| Direction |
From the records below, copy every line that contains the word "Multimedia".

| Records shown |
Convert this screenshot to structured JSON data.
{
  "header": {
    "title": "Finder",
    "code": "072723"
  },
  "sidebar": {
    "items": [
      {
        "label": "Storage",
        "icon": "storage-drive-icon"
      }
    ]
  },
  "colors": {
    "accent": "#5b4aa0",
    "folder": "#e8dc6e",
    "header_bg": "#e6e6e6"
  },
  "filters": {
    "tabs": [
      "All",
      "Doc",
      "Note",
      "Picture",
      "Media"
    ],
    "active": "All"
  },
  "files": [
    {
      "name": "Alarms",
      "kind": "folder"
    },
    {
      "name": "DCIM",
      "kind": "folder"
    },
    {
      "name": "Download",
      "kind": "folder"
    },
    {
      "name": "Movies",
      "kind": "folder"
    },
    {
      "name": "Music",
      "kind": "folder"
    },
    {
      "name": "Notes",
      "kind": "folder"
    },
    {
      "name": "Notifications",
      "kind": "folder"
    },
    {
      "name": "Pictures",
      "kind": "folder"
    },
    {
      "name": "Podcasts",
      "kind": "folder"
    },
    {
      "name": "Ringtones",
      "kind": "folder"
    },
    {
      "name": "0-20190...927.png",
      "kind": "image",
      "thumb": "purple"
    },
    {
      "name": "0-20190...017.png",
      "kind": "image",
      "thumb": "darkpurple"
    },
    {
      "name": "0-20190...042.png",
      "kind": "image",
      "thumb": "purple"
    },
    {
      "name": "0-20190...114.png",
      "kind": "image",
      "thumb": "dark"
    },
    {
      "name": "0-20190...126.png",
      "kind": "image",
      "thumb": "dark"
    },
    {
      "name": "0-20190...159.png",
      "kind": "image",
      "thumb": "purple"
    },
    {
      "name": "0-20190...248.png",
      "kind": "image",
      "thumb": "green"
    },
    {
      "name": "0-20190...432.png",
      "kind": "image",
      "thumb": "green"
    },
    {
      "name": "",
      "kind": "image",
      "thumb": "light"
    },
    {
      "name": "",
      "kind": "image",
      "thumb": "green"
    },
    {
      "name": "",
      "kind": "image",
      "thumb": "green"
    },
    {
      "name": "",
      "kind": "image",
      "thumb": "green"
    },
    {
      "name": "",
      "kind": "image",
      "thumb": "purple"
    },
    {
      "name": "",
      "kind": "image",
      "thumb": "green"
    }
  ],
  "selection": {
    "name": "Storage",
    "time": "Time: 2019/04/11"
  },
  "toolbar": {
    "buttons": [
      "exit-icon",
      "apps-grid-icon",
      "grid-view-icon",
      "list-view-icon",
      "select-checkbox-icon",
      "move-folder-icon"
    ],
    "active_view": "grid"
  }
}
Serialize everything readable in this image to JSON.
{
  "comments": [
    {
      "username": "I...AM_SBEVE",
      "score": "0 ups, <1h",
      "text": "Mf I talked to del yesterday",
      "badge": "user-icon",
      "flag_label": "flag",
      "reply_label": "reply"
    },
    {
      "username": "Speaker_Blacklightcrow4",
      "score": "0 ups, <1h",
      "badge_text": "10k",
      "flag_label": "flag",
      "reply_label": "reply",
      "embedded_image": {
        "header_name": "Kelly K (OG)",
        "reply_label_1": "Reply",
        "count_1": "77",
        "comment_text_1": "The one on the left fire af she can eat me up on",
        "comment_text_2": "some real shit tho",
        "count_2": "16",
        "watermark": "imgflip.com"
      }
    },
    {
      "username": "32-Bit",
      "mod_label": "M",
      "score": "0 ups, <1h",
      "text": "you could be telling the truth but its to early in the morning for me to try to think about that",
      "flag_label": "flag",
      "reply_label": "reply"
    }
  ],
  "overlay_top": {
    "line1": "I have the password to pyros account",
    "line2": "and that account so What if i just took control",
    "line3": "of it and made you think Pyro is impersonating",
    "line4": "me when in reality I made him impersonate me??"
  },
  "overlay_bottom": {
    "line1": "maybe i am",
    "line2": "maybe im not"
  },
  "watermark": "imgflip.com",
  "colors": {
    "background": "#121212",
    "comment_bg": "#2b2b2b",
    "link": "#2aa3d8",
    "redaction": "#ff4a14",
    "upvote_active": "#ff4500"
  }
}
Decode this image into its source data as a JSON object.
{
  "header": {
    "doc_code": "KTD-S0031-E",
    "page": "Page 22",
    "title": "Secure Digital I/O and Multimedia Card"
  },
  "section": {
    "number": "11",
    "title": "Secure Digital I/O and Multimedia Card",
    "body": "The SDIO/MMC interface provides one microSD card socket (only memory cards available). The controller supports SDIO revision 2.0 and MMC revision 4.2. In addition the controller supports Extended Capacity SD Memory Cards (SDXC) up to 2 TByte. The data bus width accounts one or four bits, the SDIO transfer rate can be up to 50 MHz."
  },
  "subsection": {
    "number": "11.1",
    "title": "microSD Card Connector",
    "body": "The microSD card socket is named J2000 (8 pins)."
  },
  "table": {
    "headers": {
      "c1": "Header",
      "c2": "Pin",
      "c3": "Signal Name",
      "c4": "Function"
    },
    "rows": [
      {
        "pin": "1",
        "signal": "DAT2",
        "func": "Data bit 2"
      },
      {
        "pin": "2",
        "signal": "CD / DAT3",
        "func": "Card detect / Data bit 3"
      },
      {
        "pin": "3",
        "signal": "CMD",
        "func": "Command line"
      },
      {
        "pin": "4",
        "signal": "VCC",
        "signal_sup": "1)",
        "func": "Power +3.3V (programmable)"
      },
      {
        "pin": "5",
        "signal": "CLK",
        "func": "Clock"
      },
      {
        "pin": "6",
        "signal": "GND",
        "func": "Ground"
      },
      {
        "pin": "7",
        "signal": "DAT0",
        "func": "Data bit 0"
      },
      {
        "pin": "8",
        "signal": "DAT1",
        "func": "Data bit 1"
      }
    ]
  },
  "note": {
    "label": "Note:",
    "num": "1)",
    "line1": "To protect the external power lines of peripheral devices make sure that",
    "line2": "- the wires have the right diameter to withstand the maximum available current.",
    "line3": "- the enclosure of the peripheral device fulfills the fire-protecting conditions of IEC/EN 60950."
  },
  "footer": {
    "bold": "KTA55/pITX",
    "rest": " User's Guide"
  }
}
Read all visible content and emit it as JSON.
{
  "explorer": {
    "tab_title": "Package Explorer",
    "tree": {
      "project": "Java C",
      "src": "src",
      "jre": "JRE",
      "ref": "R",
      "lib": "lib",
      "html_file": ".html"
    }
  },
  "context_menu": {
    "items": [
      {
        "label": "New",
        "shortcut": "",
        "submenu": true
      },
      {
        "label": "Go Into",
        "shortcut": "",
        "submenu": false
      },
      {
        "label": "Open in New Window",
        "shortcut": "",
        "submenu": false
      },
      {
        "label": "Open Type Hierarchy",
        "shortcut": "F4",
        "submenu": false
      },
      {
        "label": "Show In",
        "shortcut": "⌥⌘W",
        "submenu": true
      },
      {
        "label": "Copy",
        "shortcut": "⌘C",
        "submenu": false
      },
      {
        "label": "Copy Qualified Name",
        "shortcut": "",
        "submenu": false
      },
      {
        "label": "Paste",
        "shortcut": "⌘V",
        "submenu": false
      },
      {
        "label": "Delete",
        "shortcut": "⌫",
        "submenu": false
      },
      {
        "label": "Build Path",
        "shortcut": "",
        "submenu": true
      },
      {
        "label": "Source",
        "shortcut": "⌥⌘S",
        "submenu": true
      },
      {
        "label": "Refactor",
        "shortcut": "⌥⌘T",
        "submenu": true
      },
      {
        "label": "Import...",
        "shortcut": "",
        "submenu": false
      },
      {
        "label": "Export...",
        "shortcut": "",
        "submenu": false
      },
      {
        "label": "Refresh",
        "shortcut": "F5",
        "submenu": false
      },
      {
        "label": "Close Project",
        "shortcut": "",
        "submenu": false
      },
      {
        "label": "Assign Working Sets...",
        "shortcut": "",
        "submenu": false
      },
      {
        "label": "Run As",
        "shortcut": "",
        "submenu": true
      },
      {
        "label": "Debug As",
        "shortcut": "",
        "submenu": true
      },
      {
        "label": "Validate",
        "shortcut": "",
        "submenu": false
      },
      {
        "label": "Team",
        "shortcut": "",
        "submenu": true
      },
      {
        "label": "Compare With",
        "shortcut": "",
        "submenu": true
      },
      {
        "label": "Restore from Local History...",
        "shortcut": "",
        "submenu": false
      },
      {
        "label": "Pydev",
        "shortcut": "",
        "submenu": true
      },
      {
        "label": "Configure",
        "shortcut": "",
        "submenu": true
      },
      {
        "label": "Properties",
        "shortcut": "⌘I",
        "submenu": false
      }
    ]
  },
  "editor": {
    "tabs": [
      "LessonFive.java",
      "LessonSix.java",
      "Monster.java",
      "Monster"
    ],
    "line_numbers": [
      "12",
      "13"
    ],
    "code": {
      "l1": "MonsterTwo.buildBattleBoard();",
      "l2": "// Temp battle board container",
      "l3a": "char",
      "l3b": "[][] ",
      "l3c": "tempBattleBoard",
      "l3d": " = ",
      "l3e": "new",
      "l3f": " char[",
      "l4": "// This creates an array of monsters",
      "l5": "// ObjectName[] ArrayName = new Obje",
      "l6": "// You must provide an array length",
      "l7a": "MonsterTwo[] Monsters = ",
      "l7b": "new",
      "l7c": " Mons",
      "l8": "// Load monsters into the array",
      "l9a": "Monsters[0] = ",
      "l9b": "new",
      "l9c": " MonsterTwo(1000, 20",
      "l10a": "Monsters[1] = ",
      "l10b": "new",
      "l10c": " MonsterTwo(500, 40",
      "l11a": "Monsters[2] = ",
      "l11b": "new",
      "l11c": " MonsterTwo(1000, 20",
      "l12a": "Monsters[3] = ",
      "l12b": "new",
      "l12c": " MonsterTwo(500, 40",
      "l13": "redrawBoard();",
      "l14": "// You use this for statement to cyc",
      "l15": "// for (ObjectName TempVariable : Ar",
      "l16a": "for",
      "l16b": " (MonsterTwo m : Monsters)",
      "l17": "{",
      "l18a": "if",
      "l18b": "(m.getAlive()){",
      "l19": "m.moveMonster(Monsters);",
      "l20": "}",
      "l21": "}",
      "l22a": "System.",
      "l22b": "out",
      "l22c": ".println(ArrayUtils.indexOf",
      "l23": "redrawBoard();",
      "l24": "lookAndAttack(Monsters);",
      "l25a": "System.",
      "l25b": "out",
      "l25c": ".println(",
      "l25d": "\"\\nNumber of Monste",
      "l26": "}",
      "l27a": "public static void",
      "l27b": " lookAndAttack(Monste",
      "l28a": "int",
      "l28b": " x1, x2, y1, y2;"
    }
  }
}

| Final result |
    "title": "Secure Digital I/O and Multimedia Card"
    "title": "Secure Digital I/O and Multimedia Card",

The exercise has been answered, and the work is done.